_TASK TO CARRY OUT_:
Copy the records below exactly, from the line containing "Give me the" through the last line, and leave out every picture.

_RAW RECORDS_:
***

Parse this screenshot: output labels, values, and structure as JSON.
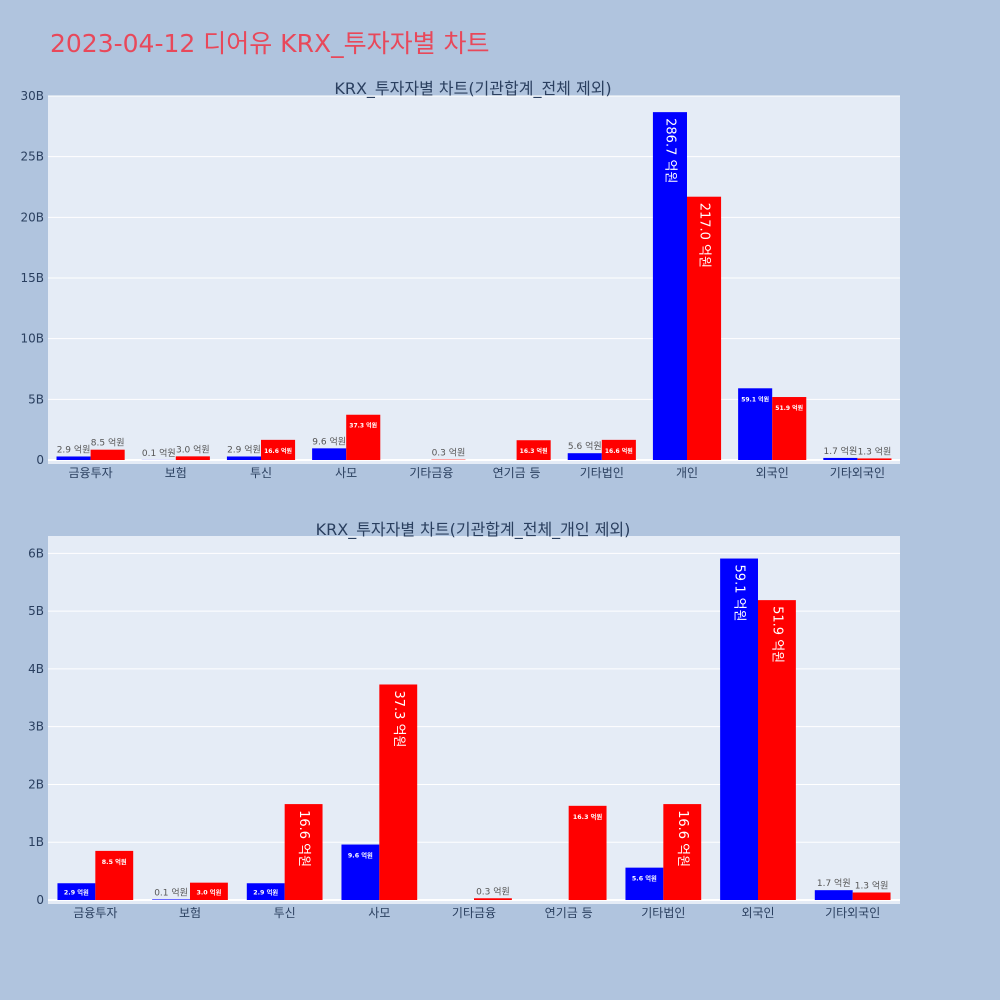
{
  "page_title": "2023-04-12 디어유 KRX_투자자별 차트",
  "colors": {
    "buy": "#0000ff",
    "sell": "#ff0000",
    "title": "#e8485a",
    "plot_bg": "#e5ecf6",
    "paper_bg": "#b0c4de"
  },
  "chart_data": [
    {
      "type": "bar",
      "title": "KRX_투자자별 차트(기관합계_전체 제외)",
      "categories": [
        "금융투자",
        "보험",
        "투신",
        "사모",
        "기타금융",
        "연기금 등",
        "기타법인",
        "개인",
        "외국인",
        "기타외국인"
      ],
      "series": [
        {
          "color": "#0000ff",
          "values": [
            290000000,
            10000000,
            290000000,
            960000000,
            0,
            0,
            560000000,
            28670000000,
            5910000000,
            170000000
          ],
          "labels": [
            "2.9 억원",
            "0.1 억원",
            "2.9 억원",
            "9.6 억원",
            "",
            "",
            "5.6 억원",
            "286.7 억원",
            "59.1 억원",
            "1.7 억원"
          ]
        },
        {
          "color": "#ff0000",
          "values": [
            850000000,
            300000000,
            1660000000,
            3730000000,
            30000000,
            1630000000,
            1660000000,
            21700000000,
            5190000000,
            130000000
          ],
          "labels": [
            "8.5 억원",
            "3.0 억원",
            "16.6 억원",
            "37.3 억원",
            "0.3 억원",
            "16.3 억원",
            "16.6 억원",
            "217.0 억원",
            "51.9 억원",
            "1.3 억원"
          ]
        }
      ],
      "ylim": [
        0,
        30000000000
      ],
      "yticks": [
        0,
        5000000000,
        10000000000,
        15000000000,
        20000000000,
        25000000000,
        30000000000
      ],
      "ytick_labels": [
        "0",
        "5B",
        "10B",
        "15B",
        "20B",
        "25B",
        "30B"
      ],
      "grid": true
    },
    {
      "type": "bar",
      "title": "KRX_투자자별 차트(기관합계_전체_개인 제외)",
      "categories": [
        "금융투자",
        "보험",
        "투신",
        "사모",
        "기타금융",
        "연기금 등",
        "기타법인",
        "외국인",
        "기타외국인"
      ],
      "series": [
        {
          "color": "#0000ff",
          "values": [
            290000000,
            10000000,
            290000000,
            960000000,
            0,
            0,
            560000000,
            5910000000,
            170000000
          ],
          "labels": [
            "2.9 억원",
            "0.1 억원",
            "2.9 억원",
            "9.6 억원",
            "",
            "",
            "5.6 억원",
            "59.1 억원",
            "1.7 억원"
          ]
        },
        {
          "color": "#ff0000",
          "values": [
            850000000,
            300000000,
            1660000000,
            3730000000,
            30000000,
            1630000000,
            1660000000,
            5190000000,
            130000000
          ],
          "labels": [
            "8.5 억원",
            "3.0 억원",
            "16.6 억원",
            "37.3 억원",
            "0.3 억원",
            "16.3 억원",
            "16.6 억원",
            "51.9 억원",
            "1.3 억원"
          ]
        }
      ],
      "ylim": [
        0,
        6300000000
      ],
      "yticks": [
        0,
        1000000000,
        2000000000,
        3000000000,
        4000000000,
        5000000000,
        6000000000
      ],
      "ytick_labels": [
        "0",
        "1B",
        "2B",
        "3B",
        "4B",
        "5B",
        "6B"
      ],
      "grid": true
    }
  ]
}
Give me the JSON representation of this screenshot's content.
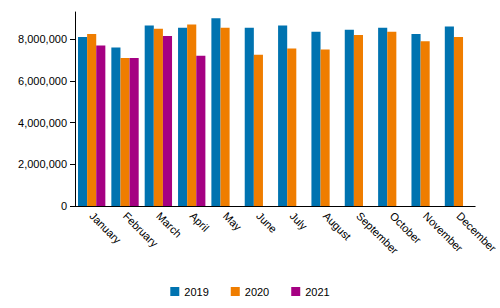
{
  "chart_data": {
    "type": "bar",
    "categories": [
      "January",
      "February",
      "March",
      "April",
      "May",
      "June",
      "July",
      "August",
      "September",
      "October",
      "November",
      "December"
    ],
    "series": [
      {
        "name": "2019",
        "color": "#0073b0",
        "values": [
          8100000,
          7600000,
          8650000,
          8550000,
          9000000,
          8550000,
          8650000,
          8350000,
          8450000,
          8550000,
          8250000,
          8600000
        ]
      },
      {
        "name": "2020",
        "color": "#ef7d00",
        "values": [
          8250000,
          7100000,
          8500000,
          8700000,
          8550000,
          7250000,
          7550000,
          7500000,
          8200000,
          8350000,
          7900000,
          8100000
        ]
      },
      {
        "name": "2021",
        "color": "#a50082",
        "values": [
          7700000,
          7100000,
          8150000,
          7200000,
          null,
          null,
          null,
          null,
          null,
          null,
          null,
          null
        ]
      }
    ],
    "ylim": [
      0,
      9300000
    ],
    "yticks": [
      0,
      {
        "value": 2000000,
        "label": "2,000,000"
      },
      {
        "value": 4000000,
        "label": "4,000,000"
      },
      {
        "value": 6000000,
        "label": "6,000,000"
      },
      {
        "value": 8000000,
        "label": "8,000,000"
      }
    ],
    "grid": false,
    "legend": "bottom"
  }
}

***

_FINAL RESULT_:
Give me the JSON representation of this screenshot's content.
{
  "chart_data": {
    "type": "bar",
    "categories": [
      "January",
      "February",
      "March",
      "April",
      "May",
      "June",
      "July",
      "August",
      "September",
      "October",
      "November",
      "December"
    ],
    "series": [
      {
        "name": "2019",
        "color": "#0073b0",
        "values": [
          8100000,
          7600000,
          8650000,
          8550000,
          9000000,
          8550000,
          8650000,
          8350000,
          8450000,
          8550000,
          8250000,
          8600000
        ]
      },
      {
        "name": "2020",
        "color": "#ef7d00",
        "values": [
          8250000,
          7100000,
          8500000,
          8700000,
          8550000,
          7250000,
          7550000,
          7500000,
          8200000,
          8350000,
          7900000,
          8100000
        ]
      },
      {
        "name": "2021",
        "color": "#a50082",
        "values": [
          7700000,
          7100000,
          8150000,
          7200000,
          null,
          null,
          null,
          null,
          null,
          null,
          null,
          null
        ]
      }
    ],
    "ylim": [
      0,
      9300000
    ],
    "yticks": [
      0,
      {
        "value": 2000000,
        "label": "2,000,000"
      },
      {
        "value": 4000000,
        "label": "4,000,000"
      },
      {
        "value": 6000000,
        "label": "6,000,000"
      },
      {
        "value": 8000000,
        "label": "8,000,000"
      }
    ],
    "grid": false,
    "legend": "bottom"
  }
}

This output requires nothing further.